* **Stated exercise**: Gather all lines from the material that contain "沒有找不到的醫生".

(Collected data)
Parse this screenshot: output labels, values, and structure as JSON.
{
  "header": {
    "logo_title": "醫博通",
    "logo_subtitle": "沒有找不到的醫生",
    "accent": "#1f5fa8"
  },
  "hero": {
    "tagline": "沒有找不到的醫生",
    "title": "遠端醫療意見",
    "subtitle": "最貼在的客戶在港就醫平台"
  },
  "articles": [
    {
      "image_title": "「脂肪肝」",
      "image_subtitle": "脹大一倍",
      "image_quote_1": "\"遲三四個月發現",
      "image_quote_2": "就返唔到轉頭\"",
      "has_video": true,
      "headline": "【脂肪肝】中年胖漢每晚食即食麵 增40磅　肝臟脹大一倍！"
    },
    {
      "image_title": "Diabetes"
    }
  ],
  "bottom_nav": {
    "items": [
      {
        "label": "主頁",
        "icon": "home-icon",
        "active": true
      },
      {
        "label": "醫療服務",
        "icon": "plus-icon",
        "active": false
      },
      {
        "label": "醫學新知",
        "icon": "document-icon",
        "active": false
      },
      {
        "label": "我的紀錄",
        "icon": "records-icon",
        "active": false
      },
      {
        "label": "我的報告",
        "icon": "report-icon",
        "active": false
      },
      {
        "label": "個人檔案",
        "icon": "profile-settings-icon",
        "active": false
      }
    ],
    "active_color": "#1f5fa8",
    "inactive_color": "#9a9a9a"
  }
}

* **Worked solution**:
    "logo_subtitle": "沒有找不到的醫生",
    "tagline": "沒有找不到的醫生",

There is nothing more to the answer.